# Extracts from a graphics dataset:

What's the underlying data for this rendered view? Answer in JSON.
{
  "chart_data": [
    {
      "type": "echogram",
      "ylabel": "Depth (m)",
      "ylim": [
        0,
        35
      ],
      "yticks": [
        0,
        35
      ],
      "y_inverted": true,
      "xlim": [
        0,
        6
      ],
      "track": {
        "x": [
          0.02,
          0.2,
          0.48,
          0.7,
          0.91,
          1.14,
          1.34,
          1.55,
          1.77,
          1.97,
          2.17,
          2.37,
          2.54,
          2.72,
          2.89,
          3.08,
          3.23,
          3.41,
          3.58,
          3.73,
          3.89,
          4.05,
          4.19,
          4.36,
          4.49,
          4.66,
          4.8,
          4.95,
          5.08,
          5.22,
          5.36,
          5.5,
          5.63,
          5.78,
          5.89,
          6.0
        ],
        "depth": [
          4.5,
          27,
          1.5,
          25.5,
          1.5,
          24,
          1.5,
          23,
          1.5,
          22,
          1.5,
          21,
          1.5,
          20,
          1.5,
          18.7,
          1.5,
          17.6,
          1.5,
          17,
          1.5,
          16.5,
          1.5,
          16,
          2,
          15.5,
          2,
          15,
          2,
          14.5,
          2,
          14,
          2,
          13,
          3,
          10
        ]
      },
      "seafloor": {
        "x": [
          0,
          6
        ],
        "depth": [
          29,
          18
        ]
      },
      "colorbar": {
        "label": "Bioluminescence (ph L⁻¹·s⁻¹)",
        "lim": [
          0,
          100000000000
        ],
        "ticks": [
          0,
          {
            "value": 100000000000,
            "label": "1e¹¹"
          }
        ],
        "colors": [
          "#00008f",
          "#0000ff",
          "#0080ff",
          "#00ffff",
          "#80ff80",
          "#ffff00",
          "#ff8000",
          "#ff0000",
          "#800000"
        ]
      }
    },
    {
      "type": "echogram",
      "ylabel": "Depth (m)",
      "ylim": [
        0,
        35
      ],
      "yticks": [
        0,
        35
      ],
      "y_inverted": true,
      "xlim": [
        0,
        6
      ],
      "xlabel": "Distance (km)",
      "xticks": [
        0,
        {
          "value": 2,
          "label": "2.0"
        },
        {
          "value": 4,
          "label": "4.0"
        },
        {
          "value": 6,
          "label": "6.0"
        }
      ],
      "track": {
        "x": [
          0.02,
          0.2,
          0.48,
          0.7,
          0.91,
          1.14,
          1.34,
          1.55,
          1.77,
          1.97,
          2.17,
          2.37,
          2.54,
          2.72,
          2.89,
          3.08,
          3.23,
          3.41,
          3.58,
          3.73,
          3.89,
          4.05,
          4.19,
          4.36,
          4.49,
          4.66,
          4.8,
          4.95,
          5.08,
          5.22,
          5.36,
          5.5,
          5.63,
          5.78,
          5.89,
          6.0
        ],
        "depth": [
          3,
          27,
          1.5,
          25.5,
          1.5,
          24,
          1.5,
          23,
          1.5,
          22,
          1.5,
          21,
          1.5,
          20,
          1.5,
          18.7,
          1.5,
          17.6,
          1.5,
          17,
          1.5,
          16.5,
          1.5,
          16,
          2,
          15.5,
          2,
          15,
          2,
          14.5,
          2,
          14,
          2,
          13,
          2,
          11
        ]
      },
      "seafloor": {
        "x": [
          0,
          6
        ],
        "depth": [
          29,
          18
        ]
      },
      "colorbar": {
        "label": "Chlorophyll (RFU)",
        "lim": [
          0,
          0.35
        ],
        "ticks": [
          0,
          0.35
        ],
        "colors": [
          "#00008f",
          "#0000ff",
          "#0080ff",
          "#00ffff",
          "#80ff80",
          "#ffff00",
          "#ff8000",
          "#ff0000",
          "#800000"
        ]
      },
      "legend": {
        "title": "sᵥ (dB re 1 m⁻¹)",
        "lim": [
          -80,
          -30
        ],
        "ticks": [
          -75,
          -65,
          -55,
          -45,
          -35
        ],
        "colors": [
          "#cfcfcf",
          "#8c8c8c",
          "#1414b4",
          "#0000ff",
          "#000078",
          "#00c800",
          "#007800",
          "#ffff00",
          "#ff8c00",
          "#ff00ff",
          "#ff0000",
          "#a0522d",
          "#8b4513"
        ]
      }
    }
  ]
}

--

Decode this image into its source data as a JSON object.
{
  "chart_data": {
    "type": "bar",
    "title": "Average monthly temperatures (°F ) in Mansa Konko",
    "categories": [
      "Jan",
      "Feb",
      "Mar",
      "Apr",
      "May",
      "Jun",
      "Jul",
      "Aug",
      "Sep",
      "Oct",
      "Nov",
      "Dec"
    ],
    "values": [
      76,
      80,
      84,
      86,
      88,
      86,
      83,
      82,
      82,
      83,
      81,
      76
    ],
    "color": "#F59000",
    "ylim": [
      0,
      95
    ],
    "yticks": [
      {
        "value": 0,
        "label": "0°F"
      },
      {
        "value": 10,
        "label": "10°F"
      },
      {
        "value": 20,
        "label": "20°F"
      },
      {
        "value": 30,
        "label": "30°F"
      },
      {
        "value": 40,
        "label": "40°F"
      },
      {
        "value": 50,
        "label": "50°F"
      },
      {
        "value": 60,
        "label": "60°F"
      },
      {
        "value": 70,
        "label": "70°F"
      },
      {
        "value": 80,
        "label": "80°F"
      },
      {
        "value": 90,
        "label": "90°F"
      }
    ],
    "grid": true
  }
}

# THE TASK:
Look through the listing above. Pick out each line with "JSON" and copy it.

# COMPLETED TASK:
What's the underlying data for this rendered view? Answer in JSON.
Decode this image into its source data as a JSON object.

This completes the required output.